Work item A:
From the passage on how Google ranks websites, list every search-results position and page number that it mentions.
Work item B:
Write the next part of the passage on how Google ranks websites, starting after its final sentence.

Selected excerpt:
Me (the human Google): I tell myself: “Ah! You liked nodryclean.com because you never came back to my search results page. Good. I will remember that and next time someone enters the phrase “dry cleaners environmentally friendly” into my search bar, I will move nodryclean.com up a notch of my results page, to position 3.”
The above scenario is obviously a rudimentary simplification of how Google works, but the essence of how it works is there, which can be summarized as follows:
- When you click on the back arrow of your browser, Google treats this as a negative experience and uses that information to move the site you just visited down in the search results pages.
- When you don’t click on the back arrow, or if enough time has passed before you click on the back arrow, Google treats this as a positive experience and uses that information to move the site you just visited up in the search results pages.
Obviously there’s more to it than this, and the process that Google uses to move sites up or down on the search results page takes time and involves a lot of variables. But the main point is that you need to create content that provides something of value to real humans, so that they stay on your site and don’t click on the back arrow. Because if they click the back arrow, it’s like death to your website: Google will remember this and demote your site, and your site will never make it even close to page 1 of the search results page. And if you are not on either page 1 or 2 of Google’s search results page, how likely will someone find your site, if lets say you are on page 10? Don’t kid yourself. Never.

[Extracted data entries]

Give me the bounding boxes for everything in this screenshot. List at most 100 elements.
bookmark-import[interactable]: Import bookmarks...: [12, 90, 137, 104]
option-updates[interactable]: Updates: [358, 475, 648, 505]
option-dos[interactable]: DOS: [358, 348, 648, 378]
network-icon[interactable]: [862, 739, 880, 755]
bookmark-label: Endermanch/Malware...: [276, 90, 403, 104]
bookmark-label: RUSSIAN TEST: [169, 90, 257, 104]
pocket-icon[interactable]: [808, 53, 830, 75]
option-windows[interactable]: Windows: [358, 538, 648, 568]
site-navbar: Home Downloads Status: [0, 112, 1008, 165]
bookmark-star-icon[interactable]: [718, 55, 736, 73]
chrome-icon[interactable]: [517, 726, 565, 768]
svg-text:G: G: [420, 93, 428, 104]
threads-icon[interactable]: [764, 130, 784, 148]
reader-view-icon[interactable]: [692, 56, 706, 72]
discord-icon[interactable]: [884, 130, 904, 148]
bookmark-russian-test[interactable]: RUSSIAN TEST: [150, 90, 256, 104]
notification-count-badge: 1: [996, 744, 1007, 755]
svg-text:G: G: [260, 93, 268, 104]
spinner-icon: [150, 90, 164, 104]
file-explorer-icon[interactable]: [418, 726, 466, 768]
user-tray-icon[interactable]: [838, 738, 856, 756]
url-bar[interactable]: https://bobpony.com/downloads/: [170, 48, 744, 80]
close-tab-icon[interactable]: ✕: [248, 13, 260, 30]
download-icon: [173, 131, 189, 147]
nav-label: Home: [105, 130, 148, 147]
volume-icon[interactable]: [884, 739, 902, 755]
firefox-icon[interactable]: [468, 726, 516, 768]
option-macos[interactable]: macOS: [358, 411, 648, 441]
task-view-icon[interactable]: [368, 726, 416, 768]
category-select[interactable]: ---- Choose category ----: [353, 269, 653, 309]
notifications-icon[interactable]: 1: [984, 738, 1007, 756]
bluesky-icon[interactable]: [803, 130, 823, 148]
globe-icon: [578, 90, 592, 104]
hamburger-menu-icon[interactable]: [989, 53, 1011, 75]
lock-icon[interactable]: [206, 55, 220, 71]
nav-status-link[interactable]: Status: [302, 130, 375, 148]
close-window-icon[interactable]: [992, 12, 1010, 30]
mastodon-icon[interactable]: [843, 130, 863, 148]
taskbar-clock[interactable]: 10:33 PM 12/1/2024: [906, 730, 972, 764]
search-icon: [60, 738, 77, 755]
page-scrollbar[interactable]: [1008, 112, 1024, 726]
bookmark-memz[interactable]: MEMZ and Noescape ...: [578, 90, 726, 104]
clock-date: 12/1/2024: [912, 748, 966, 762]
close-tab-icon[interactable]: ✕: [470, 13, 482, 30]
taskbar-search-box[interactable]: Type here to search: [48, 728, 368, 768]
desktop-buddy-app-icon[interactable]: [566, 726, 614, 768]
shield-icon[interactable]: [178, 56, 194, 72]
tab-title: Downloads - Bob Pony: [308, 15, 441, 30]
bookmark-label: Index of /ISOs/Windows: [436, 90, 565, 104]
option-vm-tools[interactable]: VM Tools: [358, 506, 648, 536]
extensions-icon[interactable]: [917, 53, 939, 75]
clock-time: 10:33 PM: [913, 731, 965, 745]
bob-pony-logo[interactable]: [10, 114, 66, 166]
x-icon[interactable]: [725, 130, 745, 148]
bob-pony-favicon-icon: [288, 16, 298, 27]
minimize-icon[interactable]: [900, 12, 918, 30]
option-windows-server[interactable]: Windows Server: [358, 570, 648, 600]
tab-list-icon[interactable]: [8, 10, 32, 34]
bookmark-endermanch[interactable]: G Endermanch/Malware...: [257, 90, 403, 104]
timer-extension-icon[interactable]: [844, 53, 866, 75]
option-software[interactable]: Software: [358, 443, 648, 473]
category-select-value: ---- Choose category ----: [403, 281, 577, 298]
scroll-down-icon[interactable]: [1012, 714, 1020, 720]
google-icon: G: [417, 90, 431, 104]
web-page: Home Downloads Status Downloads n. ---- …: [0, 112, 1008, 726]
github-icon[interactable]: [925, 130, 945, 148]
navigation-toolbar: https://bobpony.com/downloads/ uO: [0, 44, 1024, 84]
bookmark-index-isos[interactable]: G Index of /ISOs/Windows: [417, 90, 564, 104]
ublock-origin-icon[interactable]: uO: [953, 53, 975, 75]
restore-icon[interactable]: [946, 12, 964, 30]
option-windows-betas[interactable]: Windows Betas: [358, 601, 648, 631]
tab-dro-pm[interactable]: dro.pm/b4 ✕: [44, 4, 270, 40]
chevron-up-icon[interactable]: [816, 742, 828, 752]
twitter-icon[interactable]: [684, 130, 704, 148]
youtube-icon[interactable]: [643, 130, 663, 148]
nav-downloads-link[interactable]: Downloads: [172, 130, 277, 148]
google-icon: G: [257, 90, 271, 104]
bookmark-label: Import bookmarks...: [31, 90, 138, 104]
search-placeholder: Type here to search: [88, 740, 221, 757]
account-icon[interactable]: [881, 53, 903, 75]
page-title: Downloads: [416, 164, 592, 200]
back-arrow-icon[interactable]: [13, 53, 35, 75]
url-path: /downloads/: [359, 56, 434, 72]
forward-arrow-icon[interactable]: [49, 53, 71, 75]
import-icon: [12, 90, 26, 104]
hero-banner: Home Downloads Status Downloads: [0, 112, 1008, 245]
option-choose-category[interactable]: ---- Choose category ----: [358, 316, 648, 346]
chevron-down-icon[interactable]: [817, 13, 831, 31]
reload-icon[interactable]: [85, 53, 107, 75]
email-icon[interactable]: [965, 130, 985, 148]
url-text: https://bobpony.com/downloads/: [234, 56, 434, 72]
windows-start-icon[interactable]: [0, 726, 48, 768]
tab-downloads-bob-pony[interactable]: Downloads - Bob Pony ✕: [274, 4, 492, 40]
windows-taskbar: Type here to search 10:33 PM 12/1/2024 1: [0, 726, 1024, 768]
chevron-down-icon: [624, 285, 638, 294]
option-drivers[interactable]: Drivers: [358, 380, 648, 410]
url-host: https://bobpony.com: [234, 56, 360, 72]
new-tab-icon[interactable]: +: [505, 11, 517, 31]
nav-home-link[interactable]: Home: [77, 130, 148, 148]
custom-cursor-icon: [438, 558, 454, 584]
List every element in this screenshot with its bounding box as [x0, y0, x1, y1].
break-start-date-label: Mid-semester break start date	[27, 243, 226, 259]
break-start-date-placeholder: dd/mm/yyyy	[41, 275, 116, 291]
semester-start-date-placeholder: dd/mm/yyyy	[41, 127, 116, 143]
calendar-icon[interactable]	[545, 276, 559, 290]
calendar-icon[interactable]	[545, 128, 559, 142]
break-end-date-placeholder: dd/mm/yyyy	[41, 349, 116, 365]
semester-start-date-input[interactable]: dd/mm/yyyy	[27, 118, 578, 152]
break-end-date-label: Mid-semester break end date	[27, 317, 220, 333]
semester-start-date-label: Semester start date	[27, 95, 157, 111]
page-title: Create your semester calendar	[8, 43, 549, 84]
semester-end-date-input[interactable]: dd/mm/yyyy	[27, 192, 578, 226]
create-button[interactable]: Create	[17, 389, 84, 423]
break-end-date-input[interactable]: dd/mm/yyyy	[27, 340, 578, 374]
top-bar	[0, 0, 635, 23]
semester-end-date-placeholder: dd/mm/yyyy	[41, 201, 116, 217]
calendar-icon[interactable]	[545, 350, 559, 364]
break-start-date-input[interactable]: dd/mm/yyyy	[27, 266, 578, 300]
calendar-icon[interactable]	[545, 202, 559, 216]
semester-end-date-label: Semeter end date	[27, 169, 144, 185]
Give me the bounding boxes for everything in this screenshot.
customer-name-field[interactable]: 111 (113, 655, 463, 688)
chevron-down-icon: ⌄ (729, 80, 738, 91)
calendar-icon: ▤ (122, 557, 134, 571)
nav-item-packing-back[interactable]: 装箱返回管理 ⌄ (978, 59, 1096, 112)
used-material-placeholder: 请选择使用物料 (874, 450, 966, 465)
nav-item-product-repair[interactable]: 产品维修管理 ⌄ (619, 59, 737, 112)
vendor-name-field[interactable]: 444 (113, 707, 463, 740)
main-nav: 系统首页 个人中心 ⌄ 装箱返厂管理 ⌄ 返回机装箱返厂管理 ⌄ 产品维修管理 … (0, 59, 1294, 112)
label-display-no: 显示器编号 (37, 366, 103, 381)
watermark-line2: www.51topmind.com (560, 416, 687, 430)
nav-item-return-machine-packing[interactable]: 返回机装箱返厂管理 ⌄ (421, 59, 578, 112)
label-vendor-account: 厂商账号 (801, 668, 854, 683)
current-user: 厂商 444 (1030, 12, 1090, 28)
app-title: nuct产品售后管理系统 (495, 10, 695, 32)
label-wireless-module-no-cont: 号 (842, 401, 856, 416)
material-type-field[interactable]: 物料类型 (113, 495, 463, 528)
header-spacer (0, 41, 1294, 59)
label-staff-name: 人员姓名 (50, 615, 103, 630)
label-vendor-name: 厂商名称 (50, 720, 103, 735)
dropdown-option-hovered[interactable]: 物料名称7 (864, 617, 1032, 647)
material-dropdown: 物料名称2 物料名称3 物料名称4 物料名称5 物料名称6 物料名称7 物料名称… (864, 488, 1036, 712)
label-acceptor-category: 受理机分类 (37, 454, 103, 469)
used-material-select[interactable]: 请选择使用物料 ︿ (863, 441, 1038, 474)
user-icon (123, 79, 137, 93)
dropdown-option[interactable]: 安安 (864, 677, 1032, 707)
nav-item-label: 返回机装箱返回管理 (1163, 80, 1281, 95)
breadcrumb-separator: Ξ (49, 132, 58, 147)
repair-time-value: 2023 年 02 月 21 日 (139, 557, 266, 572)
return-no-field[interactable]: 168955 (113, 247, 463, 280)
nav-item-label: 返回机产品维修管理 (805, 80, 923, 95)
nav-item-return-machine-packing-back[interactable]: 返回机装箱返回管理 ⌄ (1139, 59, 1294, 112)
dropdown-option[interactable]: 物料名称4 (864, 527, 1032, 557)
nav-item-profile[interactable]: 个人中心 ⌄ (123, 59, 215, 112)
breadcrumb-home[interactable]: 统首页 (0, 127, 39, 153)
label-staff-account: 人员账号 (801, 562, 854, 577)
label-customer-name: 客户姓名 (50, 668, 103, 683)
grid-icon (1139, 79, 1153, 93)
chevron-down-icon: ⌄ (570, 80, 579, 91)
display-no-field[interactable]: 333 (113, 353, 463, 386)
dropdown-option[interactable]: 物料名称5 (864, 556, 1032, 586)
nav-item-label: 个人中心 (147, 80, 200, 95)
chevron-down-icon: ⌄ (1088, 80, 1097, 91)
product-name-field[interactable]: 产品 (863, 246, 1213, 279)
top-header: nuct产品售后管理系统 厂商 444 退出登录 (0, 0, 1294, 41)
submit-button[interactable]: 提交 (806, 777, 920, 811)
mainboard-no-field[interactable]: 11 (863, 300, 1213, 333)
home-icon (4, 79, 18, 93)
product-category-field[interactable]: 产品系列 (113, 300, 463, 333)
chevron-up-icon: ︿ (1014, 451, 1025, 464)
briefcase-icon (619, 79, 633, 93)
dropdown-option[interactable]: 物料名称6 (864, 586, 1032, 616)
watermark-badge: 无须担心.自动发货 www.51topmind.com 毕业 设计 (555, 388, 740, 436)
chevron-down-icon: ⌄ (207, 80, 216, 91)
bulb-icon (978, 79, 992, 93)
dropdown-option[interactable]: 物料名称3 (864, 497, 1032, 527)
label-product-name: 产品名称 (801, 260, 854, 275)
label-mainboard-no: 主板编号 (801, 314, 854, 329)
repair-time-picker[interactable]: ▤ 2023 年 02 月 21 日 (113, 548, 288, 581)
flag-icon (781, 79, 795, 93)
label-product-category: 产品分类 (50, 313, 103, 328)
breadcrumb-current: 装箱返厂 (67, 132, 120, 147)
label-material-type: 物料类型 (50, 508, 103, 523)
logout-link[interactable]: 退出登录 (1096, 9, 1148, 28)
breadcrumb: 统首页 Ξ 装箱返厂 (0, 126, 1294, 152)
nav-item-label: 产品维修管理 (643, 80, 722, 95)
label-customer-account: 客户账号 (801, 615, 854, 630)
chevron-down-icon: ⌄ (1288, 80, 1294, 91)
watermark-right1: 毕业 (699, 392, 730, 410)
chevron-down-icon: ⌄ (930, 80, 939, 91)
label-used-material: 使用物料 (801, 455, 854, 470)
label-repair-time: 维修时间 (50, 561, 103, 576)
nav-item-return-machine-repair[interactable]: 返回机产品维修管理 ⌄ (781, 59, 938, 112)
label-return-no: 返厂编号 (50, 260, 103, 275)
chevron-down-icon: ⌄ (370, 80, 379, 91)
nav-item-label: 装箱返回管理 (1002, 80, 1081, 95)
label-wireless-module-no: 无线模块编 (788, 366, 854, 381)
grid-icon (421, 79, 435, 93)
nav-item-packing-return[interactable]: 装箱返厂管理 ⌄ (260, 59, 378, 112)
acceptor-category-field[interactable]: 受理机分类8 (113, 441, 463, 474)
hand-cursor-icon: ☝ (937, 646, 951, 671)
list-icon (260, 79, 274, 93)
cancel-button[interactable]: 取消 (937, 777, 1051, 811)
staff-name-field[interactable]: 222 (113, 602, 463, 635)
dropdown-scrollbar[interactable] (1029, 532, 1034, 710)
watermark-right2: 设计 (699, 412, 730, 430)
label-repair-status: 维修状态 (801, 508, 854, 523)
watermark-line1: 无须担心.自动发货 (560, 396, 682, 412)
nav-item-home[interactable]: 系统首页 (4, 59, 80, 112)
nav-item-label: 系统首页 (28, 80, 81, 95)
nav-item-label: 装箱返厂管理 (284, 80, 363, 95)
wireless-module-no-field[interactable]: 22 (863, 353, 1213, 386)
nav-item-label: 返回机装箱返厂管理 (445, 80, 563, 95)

Answer area A:
- Position 3
- Page 1
- Page 2
- Page 10

Answer area B:
So this takes me to the second concept:
If you build a website, they won’t come
A lot people think that once they build their website, they are done with online marketing stuff and that leads will just appear, like magic.
Well, it doesn’t work that way. You have to get them there. They aren’t going to just magically find you online. Maybe your current customers will find you online, and maybe your mommy will too, but so what? They already know you. What you need to focus on is being discovered online by total strangers. And these strangers need to find you by searching for terms and phrases that match your industry, expertise, or whatever it is that you are trying to sell.
Let’s use an example: Lets say you own a dry cleaners called Dry Cleaners R Us in Wilmington NC. Your website is drycleanersrus.com. How likely is a total stranger (that doesn’t even know your business exists) going to enter “dry cleaners r us” into the Google search bar? Not a chance. But how likely will a total stranger enter “dry cleaners wilmington” into the search bar? Highly likely.
So your objective is to show up on page 1 of Google’s search results page for the search phrase “dry cleaners wilmington” and similar phrases. And to get on page 1, you have to have enough high quality content for Google to notice and put you there. Remember the first concept we discussed earlier in this article? Yep, this is where it fits with your website strategy.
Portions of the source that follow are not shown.